● **Work to complete**
1. Summarize the forum thread on prenuptial agreements in two sentences.
2. Carry the forum thread on prenuptial agreements forward from its final sentence.

● **Text shown**
———

You need to talk to a solicitor as not sure this is legally binding in England. But it makes sense to do it although it does seem strange to agree the divorce settlement before you marry

Cantreachthefatscrubs · 04/07/2023 10:26

I have married someone with more assets. I'd have been happy to sign whatever he needed because it's him I love, the assets are irrelevant. If he really loves you he'll see why and want to sign it to protect your peace of mind. I'd see it as a red flag if he gets upset. If he's worth marrying then it will never be used and be inconsequential anyway

veryfluffyfluff · 04/07/2023 10:36

If you can't even discuss it with him you need to think about if you should be marrying him tbh.

Blossomtoes · 04/07/2023 10:41

Dacadactyl · 03/07/2023 23:11

If I was going to be marrying someone and he suggested a pre-nup, I'd be out of there so fast he wouldn't see me for dust. You need to be prepared for him to leave you.

There's nowt like planning for a divorce before the wedding.

In which case she should definitely do it. Anyone who would leave in those circumstances is there for the wrong reasons. It’s the reason MN is virtually unanimous that a woman with considerably more assets is a fool to marry.

RoseMarigoldViolet · 04/07/2023 10:41

Honestly, I think it would be better not to get married. This would be the best way to protect your assets. But if you are intent on marrying then it would be foolish not to have a prenuptial agreement. They are not legally binding in England and Wales but likely to be taken into account in a divorce.

Notamum12345577 · 04/07/2023 10:43

Allaboutthebees · 03/07/2023 22:45

I have a dilemma with my soon-to-be husband.. we have a 20 year age difference but I have some family wealth that I've inherited and will soon be inheriting some more. My family are absolutely adamant that I get a prenuptial agreement in place before we marry. Their reasoning for this is that I have a lot more life to live and if things went south with my partner then he would take half of everything I have and enjoy his retirement on me essentially. I absolutely adore my partner and I just can't bare the idea of suggesting such a thing to him, I feel like he would feel untrusted and judged. I really don't know what to do. My family say that if the roles were reversed and he was the one with money, everyone would insist he gets a prenup incase I was some sort of gold-digger etc. Do people really still think like that these days?

———

● **Extracted data entries**

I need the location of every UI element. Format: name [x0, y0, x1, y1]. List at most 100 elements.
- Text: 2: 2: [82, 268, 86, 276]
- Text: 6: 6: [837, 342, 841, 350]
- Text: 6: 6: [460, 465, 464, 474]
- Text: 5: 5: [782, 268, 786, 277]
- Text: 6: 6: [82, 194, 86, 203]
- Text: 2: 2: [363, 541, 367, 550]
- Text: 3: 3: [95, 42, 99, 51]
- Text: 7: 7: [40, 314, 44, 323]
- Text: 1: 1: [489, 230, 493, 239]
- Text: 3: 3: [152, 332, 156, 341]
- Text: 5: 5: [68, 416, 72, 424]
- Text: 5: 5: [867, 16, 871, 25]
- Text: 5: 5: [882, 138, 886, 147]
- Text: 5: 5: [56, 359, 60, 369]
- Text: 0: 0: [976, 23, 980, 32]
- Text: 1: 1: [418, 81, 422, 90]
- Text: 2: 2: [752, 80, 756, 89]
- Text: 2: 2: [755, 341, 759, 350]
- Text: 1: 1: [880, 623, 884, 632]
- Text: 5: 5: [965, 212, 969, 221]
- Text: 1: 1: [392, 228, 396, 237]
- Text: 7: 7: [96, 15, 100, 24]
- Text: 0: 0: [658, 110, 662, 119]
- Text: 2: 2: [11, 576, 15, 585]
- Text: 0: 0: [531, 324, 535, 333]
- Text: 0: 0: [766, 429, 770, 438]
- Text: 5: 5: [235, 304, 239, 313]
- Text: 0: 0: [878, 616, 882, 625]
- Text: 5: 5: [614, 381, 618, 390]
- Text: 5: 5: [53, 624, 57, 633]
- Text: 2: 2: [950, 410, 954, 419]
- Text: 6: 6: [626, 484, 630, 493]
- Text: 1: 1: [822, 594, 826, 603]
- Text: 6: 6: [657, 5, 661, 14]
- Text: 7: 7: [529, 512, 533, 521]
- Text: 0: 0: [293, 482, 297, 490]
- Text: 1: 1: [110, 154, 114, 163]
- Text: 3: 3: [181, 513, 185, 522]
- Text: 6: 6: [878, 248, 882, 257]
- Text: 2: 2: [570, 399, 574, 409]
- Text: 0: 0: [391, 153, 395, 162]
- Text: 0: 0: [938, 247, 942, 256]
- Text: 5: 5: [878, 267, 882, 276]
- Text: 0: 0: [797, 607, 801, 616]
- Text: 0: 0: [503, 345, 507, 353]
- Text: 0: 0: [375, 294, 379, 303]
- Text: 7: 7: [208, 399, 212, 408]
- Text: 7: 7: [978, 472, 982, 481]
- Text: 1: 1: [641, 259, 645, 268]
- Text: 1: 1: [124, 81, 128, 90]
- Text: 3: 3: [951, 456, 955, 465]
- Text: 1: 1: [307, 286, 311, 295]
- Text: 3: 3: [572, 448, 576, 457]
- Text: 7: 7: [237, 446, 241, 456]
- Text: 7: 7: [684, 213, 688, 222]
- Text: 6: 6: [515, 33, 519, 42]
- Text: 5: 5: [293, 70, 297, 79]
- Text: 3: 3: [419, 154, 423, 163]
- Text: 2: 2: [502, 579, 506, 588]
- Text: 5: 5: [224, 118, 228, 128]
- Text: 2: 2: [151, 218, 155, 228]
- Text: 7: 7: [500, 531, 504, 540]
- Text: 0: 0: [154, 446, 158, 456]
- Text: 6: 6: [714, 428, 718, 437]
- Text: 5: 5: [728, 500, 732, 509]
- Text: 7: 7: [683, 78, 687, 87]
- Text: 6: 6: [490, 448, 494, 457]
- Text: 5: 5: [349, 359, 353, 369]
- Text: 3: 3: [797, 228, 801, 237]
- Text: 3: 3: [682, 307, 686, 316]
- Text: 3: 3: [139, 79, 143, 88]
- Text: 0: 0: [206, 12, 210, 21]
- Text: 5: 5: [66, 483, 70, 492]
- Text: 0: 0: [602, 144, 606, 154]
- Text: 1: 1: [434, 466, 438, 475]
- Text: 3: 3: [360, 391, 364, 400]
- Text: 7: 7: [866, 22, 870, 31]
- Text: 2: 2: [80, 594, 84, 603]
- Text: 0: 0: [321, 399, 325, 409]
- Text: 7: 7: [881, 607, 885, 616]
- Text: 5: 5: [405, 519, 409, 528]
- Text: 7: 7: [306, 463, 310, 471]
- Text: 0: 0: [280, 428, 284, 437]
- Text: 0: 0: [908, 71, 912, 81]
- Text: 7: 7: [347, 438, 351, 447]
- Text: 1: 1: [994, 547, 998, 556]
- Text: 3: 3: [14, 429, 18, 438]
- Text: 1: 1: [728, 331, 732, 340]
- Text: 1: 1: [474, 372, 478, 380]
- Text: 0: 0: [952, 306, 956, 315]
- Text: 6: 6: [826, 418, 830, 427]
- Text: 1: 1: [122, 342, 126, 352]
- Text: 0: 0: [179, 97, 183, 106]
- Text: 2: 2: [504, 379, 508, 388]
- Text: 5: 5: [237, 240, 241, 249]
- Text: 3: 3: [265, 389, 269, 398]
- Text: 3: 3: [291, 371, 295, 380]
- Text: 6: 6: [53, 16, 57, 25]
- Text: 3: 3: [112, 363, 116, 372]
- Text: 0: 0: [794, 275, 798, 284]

———

● **Per-task answers**
1. A poster who has inherited family wealth, with more still to come, is being pressed by family to get a prenuptial agreement before marrying a partner 20 years older, but fears the partner would feel untrusted and judged. Most replies urge going ahead with one, with some noting that prenups are not legally binding in England and Wales but are likely to be taken into account in a divorce, one advising a solicitor, and another suggesting not marrying at all.

2.
YABU - listen to your family
YANBU - don't suggest it, it will hurt him

If you decide to have a pre-nup, then maybe you aren’t planning on sticking to your vows about being together until death. So in that case maybe you should rethink the whole getting married. However, it sounds like you do not want a pre-nup. It’s your money, tell your family it is up to you and not them.

Seapoint2002 · 04/07/2023 10:47

Speak to your solicitor about a Deed of Trust. I got divorced after 11 years and it stood no problem.

GalaApples · 04/07/2023 10:51

I might just not get married.

JustMarriedBecca · 04/07/2023 10:52

I'd have no issues signing one. Everyone goes into marriage thinking positively but STATISTICALLY people do get divorced.
If you aren't going to be one of those people then it doesn't matter so signing a piece of paper doesn't matter.

At pre marriage counselling, my friend and her husband were asked by the vicar to discuss divorce. Because statistically it could happen.

SunshinDay · 04/07/2023 10:52

Agree. Why get married

SunshinDay · 04/07/2023 10:53

For second marriages with children involved I'd happily signal one but if my husband now had wanted me too i would have run a mile.

Mylifeislikeaboatrace · 04/07/2023 10:57

If you can't discuss this then you should seriously reconsider if marriage is the way forward. It's all very well to naively say, 'I trust them not to fleece me, be unfaithful, he /she loves me not my money, our marriage will be until death' yadda, yadda but people change and some marriages will break up even with the best of intentions at the beginning.

Take legal advice on this and see if there are ways to ring fence your main assets in the event of a divorce.